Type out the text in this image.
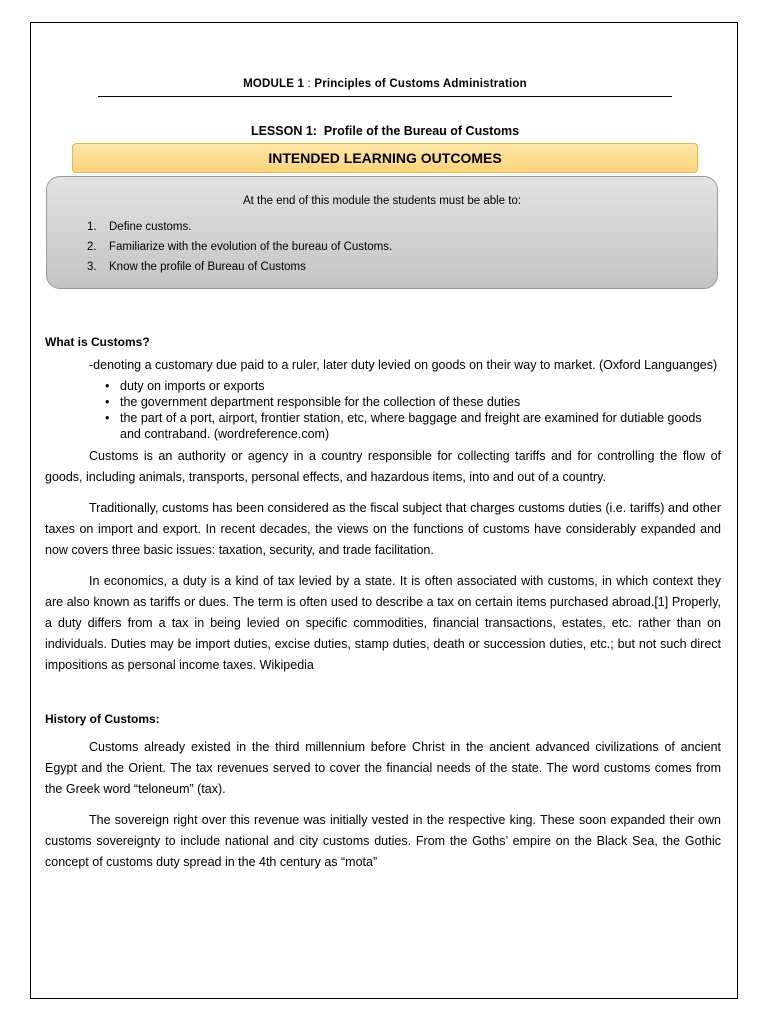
MODULE 1 : Principles of Customs Administration
LESSON 1:  Profile of the Bureau of Customs
INTENDED LEARNING OUTCOMES
At the end of this module the students must be able to:
1. Define customs.
2. Familiarize with the evolution of the bureau of Customs.
3. Know the profile of Bureau of Customs
What is Customs?

-denoting a customary due paid to a ruler, later duty levied on goods on their way to market. (Oxford Languanges)

• duty on imports or exports
• the government department responsible for the collection of these duties
• the part of a port, airport, frontier station, etc, where baggage and freight are examined for dutiable goods and contraband. (wordreference.com)

Customs is an authority or agency in a country responsible for collecting tariffs and for controlling the flow of goods, including animals, transports, personal effects, and hazardous items, into and out of a country.

Traditionally, customs has been considered as the fiscal subject that charges customs duties (i.e. tariffs) and other taxes on import and export. In recent decades, the views on the functions of customs have considerably expanded and now covers three basic issues: taxation, security, and trade facilitation.

In economics, a duty is a kind of tax levied by a state. It is often associated with customs, in which context they are also known as tariffs or dues. The term is often used to describe a tax on certain items purchased abroad.[1] Properly, a duty differs from a tax in being levied on specific commodities, financial transactions, estates, etc. rather than on individuals. Duties may be import duties, excise duties, stamp duties, death or succession duties, etc.; but not such direct impositions as personal income taxes. Wikipedia

History of Customs:

Customs already existed in the third millennium before Christ in the ancient advanced civilizations of ancient Egypt and the Orient. The tax revenues served to cover the financial needs of the state. The word customs comes from the Greek word “teloneum” (tax).

The sovereign right over this revenue was initially vested in the respective king. These soon expanded their own customs sovereignty to include national and city customs duties. From the Goths’ empire on the Black Sea, the Gothic concept of customs duty spread in the 4th century as “mota”
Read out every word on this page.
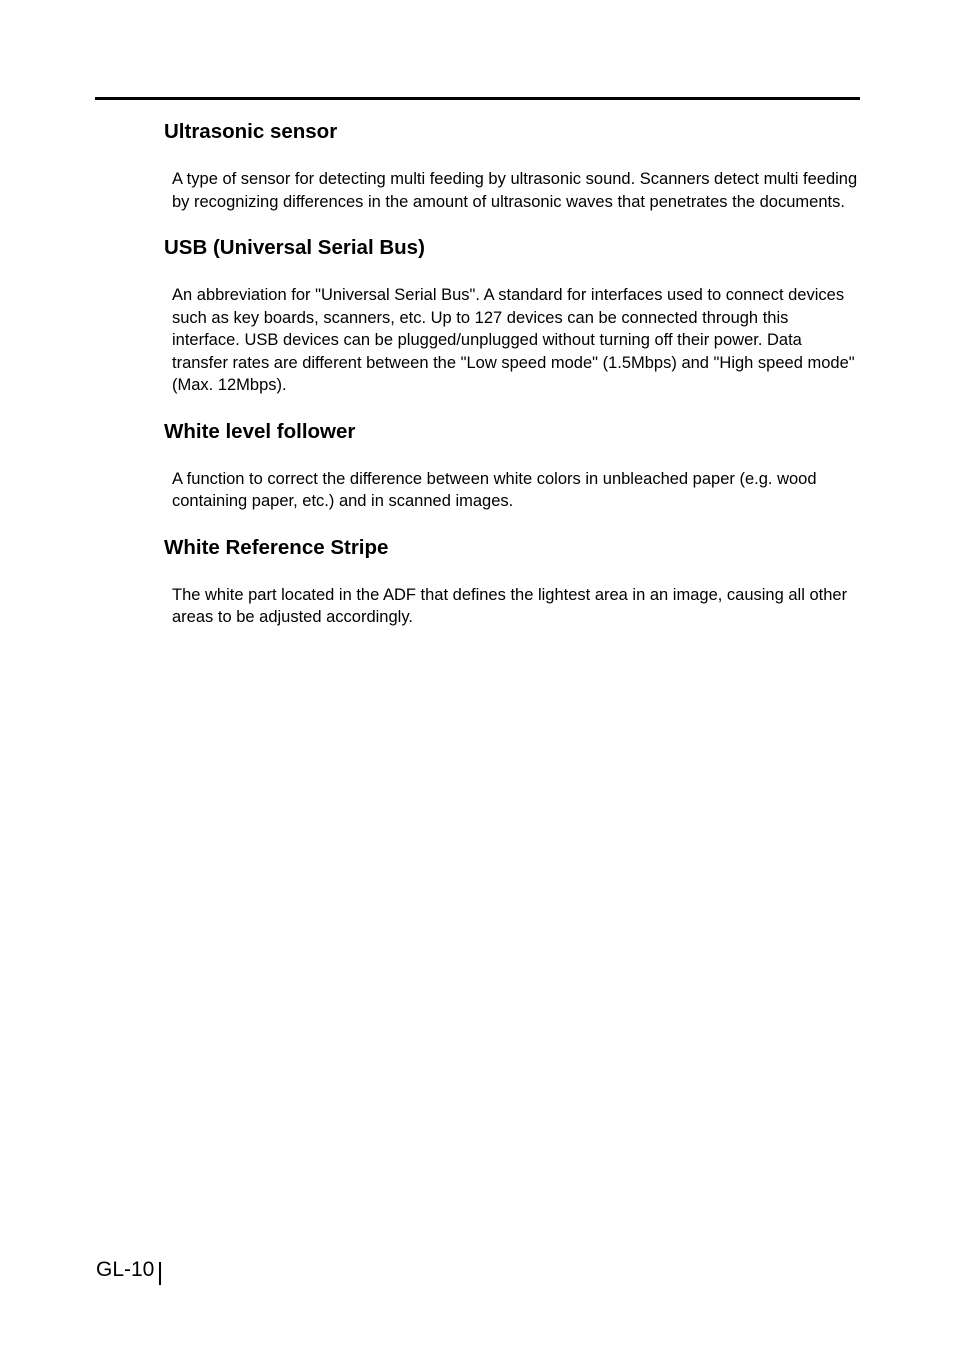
Ultrasonic sensor

A type of sensor for detecting multi feeding by ultrasonic sound. Scanners detect multi feeding by recognizing differences in the amount of ultrasonic waves that penetrates the documents.

USB (Universal Serial Bus)

An abbreviation for "Universal Serial Bus". A standard for interfaces used to connect devices such as key boards, scanners, etc. Up to 127 devices can be connected through this interface. USB devices can be plugged/unplugged without turning off their power. Data transfer rates are different between the "Low speed mode" (1.5Mbps) and "High speed mode" (Max. 12Mbps).

White level follower

A function to correct the difference between white colors in unbleached paper (e.g. wood containing paper, etc.) and in scanned images.

White Reference Stripe

The white part located in the ADF that defines the lightest area in an image, causing all other areas to be adjusted accordingly.

GL-10
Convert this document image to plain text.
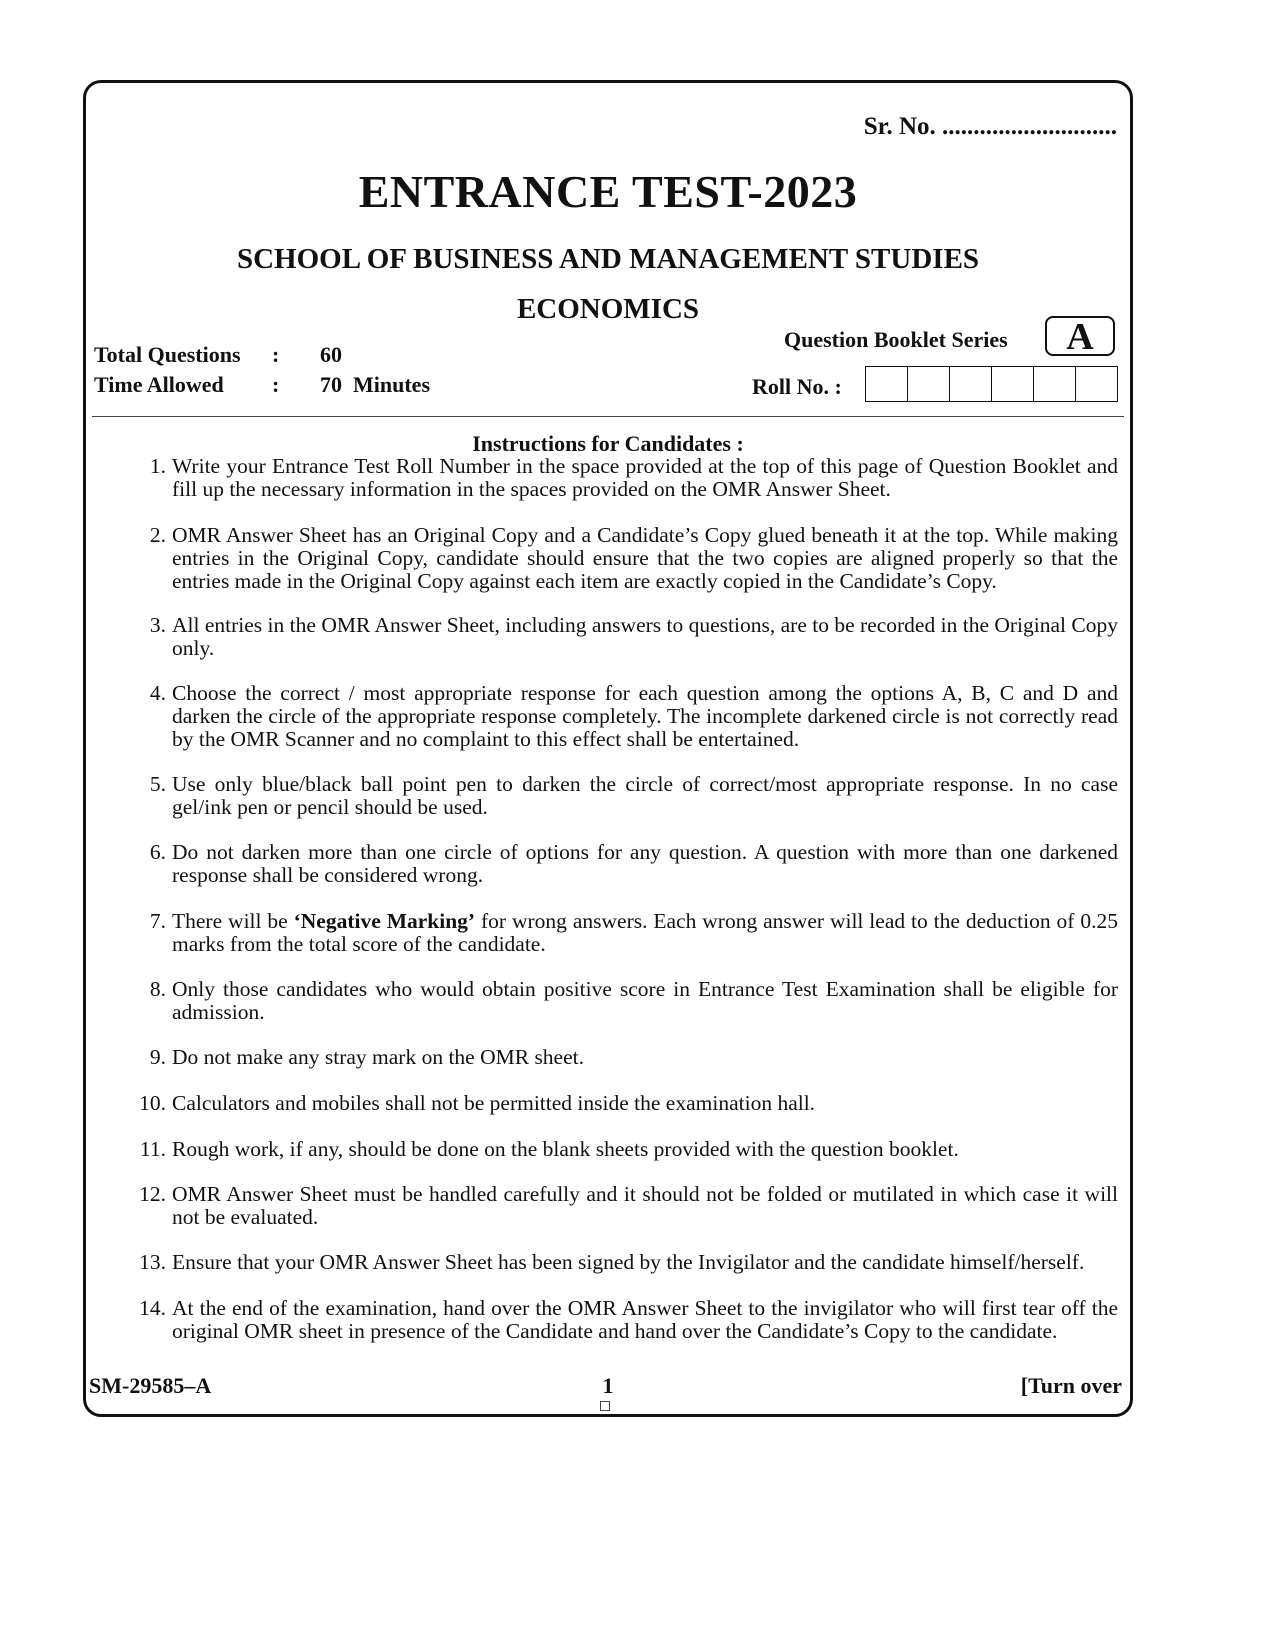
Sr. No. ............................
ENTRANCE TEST-2023
SCHOOL OF BUSINESS AND MANAGEMENT STUDIES
ECONOMICS
Question Booklet Series	A
Total Questions : 60
Time Allowed : 70  Minutes	Roll No. :
Instructions for Candidates :
1. Write your Entrance Test Roll Number in the space provided at the top of this page of Question Booklet and fill up the necessary information in the spaces provided on the OMR Answer Sheet.
2. OMR Answer Sheet has an Original Copy and a Candidate’s Copy glued beneath it at the top. While making entries in the Original Copy, candidate should ensure that the two copies are aligned properly so that the entries made in the Original Copy against each item are exactly copied in the Candidate’s Copy.
3. All entries in the OMR Answer Sheet, including answers to questions, are to be recorded in the Original Copy only.
4. Choose the correct / most appropriate response for each question among the options A, B, C and D and darken the circle of the appropriate response completely. The incomplete darkened circle is not correctly read by the OMR Scanner and no complaint to this effect shall be entertained.
5. Use only blue/black ball point pen to darken the circle of correct/most appropriate response. In no case gel/ink pen or pencil should be used.
6. Do not darken more than one circle of options for any question. A question with more than one darkened response shall be considered wrong.
7. There will be ‘Negative Marking’ for wrong answers. Each wrong answer will lead to the deduction of 0.25 marks from the total score of the candidate.
8. Only those candidates who would obtain positive score in Entrance Test Examination shall be eligible for admission.
9. Do not make any stray mark on the OMR sheet.
10. Calculators and mobiles shall not be permitted inside the examination hall.
11. Rough work, if any, should be done on the blank sheets provided with the question booklet.
12. OMR Answer Sheet must be handled carefully and it should not be folded or mutilated in which case it will not be evaluated.
13. Ensure that your OMR Answer Sheet has been signed by the Invigilator and the candidate himself/herself.
14. At the end of the examination, hand over the OMR Answer Sheet to the invigilator who will first tear off the original OMR sheet in presence of the Candidate and hand over the Candidate’s Copy to the candidate.
SM-29585–A	1	[Turn over
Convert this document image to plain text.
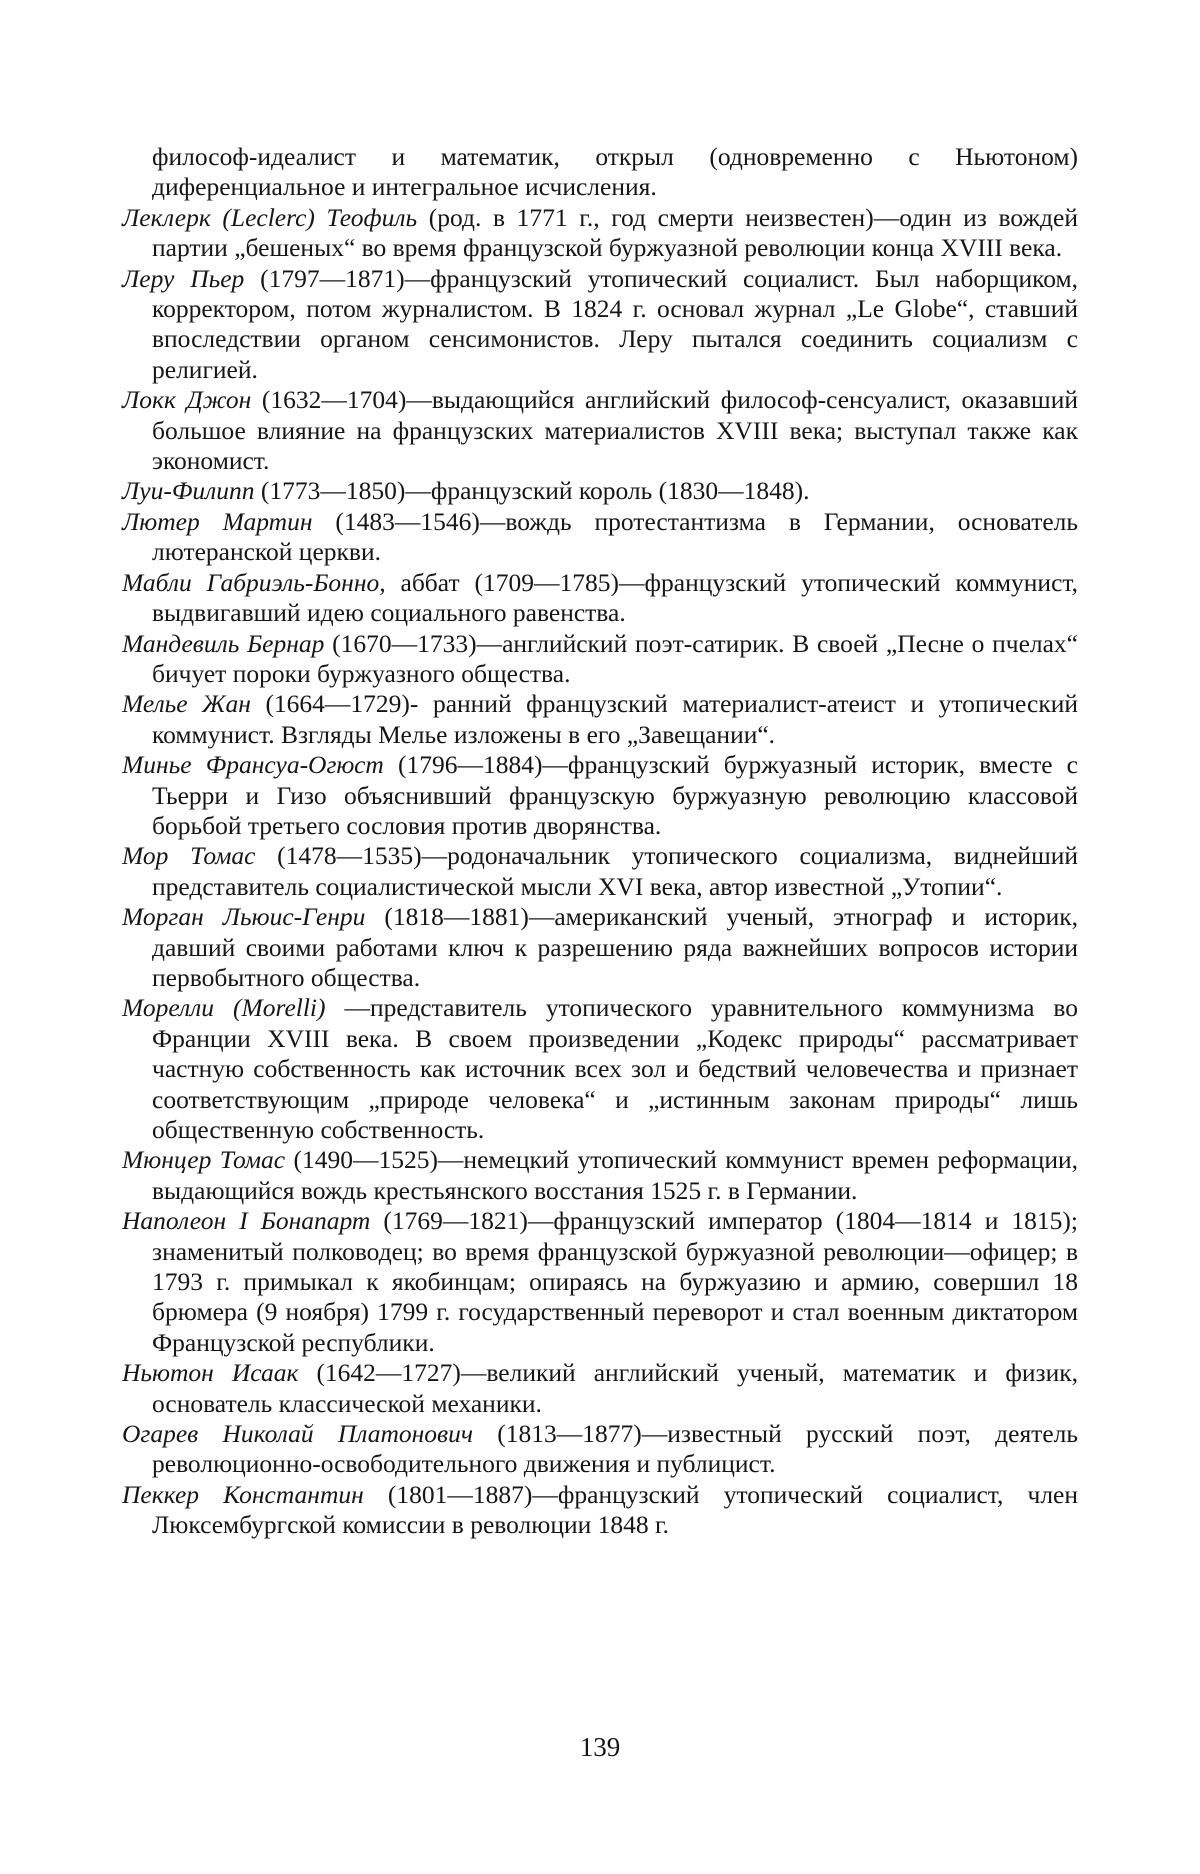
философ-идеалист и математик, открыл (одновременно с Ньютоном) диференциальное и интегральное исчисления.

Леклерк (Leclerc) Теофиль (род. в 1771 г., год смерти неизвестен)—один из вождей партии „бешеных“ во время французской буржуазной революции конца XVIII века.

Леру Пьер (1797—1871)—французский утопический социалист. Был наборщиком, корректором, потом журналистом. В 1824 г. основал журнал „Le Globe“, ставший впоследствии органом сенсимонистов. Леру пытался соединить социализм с религией.

Локк Джон (1632—1704)—выдающийся английский философ-сенсуалист, оказавший большое влияние на французских материалистов XVIII века; выступал также как экономист.

Луи-Филипп (1773—1850)—французский король (1830—1848).

Лютер Мартин (1483—1546)—вождь протестантизма в Германии, основатель лютеранской церкви.

Мабли Габриэль-Бонно, аббат (1709—1785)—французский утопический коммунист, выдвигавший идею социального равенства.

Мандевиль Бернар (1670—1733)—английский поэт-сатирик. В своей „Песне о пчелах“ бичует пороки буржуазного общества.

Мелье Жан (1664—1729)- ранний французский материалист-атеист и утопический коммунист. Взгляды Мелье изложены в его „Завещании“.

Минье Франсуа-Огюст (1796—1884)—французский буржуазный историк, вместе с Тьерри и Гизо объяснивший французскую буржуазную революцию классовой борьбой третьего сословия против дворянства.

Мор Томас (1478—1535)—родоначальник утопического социализма, виднейший представитель социалистической мысли XVI века, автор известной „Утопии“.

Морган Льюис-Генри (1818—1881)—американский ученый, этнограф и историк, давший своими работами ключ к разрешению ряда важнейших вопросов истории первобытного общества.

Морелли (Morelli) —представитель утопического уравнительного коммунизма во Франции XVIII века. В своем произведении „Кодекс природы“ рассматривает частную собственность как источник всех зол и бедствий человечества и признает соответствующим „природе человека“ и „истинным законам природы“ лишь общественную собственность.

Мюнцер Томас (1490—1525)—немецкий утопический коммунист времен реформации, выдающийся вождь крестьянского восстания 1525 г. в Германии.

Наполеон I Бонапарт (1769—1821)—французский император (1804—1814 и 1815); знаменитый полководец; во время французской буржуазной революции—офицер; в 1793 г. примыкал к якобинцам; опираясь на буржуазию и армию, совершил 18 брюмера (9 ноября) 1799 г. государственный переворот и стал военным диктатором Французской республики.

Ньютон Исаак (1642—1727)—великий английский ученый, математик и физик, основатель классической механики.

Огарев Николай Платонович (1813—1877)—известный русский поэт, деятель революционно-освободительного движения и публицист.

Пеккер Константин (1801—1887)—французский утопический социалист, член Люксембургской комиссии в революции 1848 г.

139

########################################

■ DIRECTION
Tally the lines of the records holding the word "options", then state only the tally.

■ WRITTEN ANSWER
2